Exercise prompt
Read the data and repeat all of it exactly.

Records that describe figures
[START]

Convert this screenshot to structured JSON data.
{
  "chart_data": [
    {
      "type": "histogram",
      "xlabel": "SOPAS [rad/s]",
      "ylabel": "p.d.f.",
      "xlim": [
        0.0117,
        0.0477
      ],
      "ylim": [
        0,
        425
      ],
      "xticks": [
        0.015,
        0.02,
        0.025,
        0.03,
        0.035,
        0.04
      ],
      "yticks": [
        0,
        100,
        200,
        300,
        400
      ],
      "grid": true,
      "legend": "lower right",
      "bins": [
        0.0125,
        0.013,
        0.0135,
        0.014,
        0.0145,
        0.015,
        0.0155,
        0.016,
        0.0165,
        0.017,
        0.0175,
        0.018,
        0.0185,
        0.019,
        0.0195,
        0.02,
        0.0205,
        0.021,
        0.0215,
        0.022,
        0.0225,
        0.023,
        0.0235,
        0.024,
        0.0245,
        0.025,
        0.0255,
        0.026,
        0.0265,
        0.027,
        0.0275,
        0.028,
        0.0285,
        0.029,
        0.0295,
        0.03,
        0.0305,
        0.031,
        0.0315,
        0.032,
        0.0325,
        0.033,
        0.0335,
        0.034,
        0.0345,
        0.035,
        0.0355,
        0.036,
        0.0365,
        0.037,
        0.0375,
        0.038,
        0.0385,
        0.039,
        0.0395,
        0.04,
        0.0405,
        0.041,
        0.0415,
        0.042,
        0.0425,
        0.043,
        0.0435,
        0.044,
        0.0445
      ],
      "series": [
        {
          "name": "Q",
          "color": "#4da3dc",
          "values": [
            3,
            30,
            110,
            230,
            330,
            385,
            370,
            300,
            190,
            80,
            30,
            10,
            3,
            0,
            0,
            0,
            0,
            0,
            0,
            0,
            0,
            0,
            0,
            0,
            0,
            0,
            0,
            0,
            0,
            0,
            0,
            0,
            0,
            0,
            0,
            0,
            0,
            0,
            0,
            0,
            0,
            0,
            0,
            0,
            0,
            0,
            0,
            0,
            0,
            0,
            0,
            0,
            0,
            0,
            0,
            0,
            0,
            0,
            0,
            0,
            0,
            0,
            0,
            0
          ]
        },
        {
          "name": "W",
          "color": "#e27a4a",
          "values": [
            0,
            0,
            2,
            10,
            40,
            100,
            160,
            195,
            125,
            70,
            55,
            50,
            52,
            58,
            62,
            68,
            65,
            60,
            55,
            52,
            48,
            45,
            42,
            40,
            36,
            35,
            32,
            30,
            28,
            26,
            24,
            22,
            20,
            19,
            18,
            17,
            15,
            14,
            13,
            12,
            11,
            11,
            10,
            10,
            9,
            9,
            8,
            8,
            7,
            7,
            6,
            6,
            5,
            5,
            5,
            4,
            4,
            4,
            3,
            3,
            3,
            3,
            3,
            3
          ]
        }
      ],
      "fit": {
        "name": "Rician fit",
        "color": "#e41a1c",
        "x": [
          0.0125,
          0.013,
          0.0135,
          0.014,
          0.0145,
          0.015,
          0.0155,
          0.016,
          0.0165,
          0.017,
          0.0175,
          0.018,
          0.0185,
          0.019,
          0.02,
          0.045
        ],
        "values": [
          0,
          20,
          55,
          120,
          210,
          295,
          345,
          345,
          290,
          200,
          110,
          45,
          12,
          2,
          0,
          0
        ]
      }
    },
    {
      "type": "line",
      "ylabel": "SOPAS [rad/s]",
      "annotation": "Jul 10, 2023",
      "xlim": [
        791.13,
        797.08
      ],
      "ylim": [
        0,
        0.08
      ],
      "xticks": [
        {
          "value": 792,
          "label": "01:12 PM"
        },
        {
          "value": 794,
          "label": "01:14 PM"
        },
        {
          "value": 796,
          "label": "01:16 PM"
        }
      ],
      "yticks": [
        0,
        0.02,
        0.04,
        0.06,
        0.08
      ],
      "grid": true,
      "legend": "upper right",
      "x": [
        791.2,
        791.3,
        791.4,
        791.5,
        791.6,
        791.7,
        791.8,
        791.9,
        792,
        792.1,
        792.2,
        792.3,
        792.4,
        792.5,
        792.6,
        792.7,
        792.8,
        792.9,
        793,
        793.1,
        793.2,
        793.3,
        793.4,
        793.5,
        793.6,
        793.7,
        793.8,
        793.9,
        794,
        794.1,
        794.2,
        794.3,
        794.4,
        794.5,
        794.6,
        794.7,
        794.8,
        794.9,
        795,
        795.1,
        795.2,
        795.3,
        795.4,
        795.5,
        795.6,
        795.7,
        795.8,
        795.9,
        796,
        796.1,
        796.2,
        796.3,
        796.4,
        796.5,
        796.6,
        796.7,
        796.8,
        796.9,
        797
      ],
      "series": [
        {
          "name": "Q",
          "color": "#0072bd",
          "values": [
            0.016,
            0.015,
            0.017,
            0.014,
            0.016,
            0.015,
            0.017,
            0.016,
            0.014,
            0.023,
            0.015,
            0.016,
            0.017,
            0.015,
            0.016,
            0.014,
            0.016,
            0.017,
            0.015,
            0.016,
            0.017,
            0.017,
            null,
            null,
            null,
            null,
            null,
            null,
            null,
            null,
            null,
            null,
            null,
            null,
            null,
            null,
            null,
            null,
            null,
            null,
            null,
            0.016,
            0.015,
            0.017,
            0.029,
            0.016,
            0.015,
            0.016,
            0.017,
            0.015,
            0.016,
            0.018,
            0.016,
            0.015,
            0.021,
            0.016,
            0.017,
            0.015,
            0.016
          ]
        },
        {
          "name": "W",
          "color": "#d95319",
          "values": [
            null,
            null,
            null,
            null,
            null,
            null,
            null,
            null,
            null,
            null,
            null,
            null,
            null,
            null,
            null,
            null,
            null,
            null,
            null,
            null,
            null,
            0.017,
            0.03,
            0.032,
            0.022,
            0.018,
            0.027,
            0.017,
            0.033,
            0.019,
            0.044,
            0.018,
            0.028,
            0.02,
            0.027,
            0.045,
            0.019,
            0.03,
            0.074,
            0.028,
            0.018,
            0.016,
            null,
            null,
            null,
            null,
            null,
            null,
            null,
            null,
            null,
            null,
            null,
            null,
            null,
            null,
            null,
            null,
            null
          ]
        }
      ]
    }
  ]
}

[END]

Result
Convert this screenshot to structured JSON data.
{
  "chart_data": [
    {
      "type": "histogram",
      "xlabel": "SOPAS [rad/s]",
      "ylabel": "p.d.f.",
      "xlim": [
        0.0117,
        0.0477
      ],
      "ylim": [
        0,
        425
      ],
      "xticks": [
        0.015,
        0.02,
        0.025,
        0.03,
        0.035,
        0.04
      ],
      "yticks": [
        0,
        100,
        200,
        300,
        400
      ],
      "grid": true,
      "legend": "lower right",
      "bins": [
        0.0125,
        0.013,
        0.0135,
        0.014,
        0.0145,
        0.015,
        0.0155,
        0.016,
        0.0165,
        0.017,
        0.0175,
        0.018,
        0.0185,
        0.019,
        0.0195,
        0.02,
        0.0205,
        0.021,
        0.0215,
        0.022,
        0.0225,
        0.023,
        0.0235,
        0.024,
        0.0245,
        0.025,
        0.0255,
        0.026,
        0.0265,
        0.027,
        0.0275,
        0.028,
        0.0285,
        0.029,
        0.0295,
        0.03,
        0.0305,
        0.031,
        0.0315,
        0.032,
        0.0325,
        0.033,
        0.0335,
        0.034,
        0.0345,
        0.035,
        0.0355,
        0.036,
        0.0365,
        0.037,
        0.0375,
        0.038,
        0.0385,
        0.039,
        0.0395,
        0.04,
        0.0405,
        0.041,
        0.0415,
        0.042,
        0.0425,
        0.043,
        0.0435,
        0.044,
        0.0445
      ],
      "series": [
        {
          "name": "Q",
          "color": "#4da3dc",
          "values": [
            3,
            30,
            110,
            230,
            330,
            385,
            370,
            300,
            190,
            80,
            30,
            10,
            3,
            0,
            0,
            0,
            0,
            0,
            0,
            0,
            0,
            0,
            0,
            0,
            0,
            0,
            0,
            0,
            0,
            0,
            0,
            0,
            0,
            0,
            0,
            0,
            0,
            0,
            0,
            0,
            0,
            0,
            0,
            0,
            0,
            0,
            0,
            0,
            0,
            0,
            0,
            0,
            0,
            0,
            0,
            0,
            0,
            0,
            0,
            0,
            0,
            0,
            0,
            0
          ]
        },
        {
          "name": "W",
          "color": "#e27a4a",
          "values": [
            0,
            0,
            2,
            10,
            40,
            100,
            160,
            195,
            125,
            70,
            55,
            50,
            52,
            58,
            62,
            68,
            65,
            60,
            55,
            52,
            48,
            45,
            42,
            40,
            36,
            35,
            32,
            30,
            28,
            26,
            24,
            22,
            20,
            19,
            18,
            17,
            15,
            14,
            13,
            12,
            11,
            11,
            10,
            10,
            9,
            9,
            8,
            8,
            7,
            7,
            6,
            6,
            5,
            5,
            5,
            4,
            4,
            4,
            3,
            3,
            3,
            3,
            3,
            3
          ]
        }
      ],
      "fit": {
        "name": "Rician fit",
        "color": "#e41a1c",
        "x": [
          0.0125,
          0.013,
          0.0135,
          0.014,
          0.0145,
          0.015,
          0.0155,
          0.016,
          0.0165,
          0.017,
          0.0175,
          0.018,
          0.0185,
          0.019,
          0.02,
          0.045
        ],
        "values": [
          0,
          20,
          55,
          120,
          210,
          295,
          345,
          345,
          290,
          200,
          110,
          45,
          12,
          2,
          0,
          0
        ]
      }
    },
    {
      "type": "line",
      "ylabel": "SOPAS [rad/s]",
      "annotation": "Jul 10, 2023",
      "xlim": [
        791.13,
        797.08
      ],
      "ylim": [
        0,
        0.08
      ],
      "xticks": [
        {
          "value": 792,
          "label": "01:12 PM"
        },
        {
          "value": 794,
          "label": "01:14 PM"
        },
        {
          "value": 796,
          "label": "01:16 PM"
        }
      ],
      "yticks": [
        0,
        0.02,
        0.04,
        0.06,
        0.08
      ],
      "grid": true,
      "legend": "upper right",
      "x": [
        791.2,
        791.3,
        791.4,
        791.5,
        791.6,
        791.7,
        791.8,
        791.9,
        792,
        792.1,
        792.2,
        792.3,
        792.4,
        792.5,
        792.6,
        792.7,
        792.8,
        792.9,
        793,
        793.1,
        793.2,
        793.3,
        793.4,
        793.5,
        793.6,
        793.7,
        793.8,
        793.9,
        794,
        794.1,
        794.2,
        794.3,
        794.4,
        794.5,
        794.6,
        794.7,
        794.8,
        794.9,
        795,
        795.1,
        795.2,
        795.3,
        795.4,
        795.5,
        795.6,
        795.7,
        795.8,
        795.9,
        796,
        796.1,
        796.2,
        796.3,
        796.4,
        796.5,
        796.6,
        796.7,
        796.8,
        796.9,
        797
      ],
      "series": [
        {
          "name": "Q",
          "color": "#0072bd",
          "values": [
            0.016,
            0.015,
            0.017,
            0.014,
            0.016,
            0.015,
            0.017,
            0.016,
            0.014,
            0.023,
            0.015,
            0.016,
            0.017,
            0.015,
            0.016,
            0.014,
            0.016,
            0.017,
            0.015,
            0.016,
            0.017,
            0.017,
            null,
            null,
            null,
            null,
            null,
            null,
            null,
            null,
            null,
            null,
            null,
            null,
            null,
            null,
            null,
            null,
            null,
            null,
            null,
            0.016,
            0.015,
            0.017,
            0.029,
            0.016,
            0.015,
            0.016,
            0.017,
            0.015,
            0.016,
            0.018,
            0.016,
            0.015,
            0.021,
            0.016,
            0.017,
            0.015,
            0.016
          ]
        },
        {
          "name": "W",
          "color": "#d95319",
          "values": [
            null,
            null,
            null,
            null,
            null,
            null,
            null,
            null,
            null,
            null,
            null,
            null,
            null,
            null,
            null,
            null,
            null,
            null,
            null,
            null,
            null,
            0.017,
            0.03,
            0.032,
            0.022,
            0.018,
            0.027,
            0.017,
            0.033,
            0.019,
            0.044,
            0.018,
            0.028,
            0.02,
            0.027,
            0.045,
            0.019,
            0.03,
            0.074,
            0.028,
            0.018,
            0.016,
            null,
            null,
            null,
            null,
            null,
            null,
            null,
            null,
            null,
            null,
            null,
            null,
            null,
            null,
            null,
            null,
            null
          ]
        }
      ]
    }
  ]
}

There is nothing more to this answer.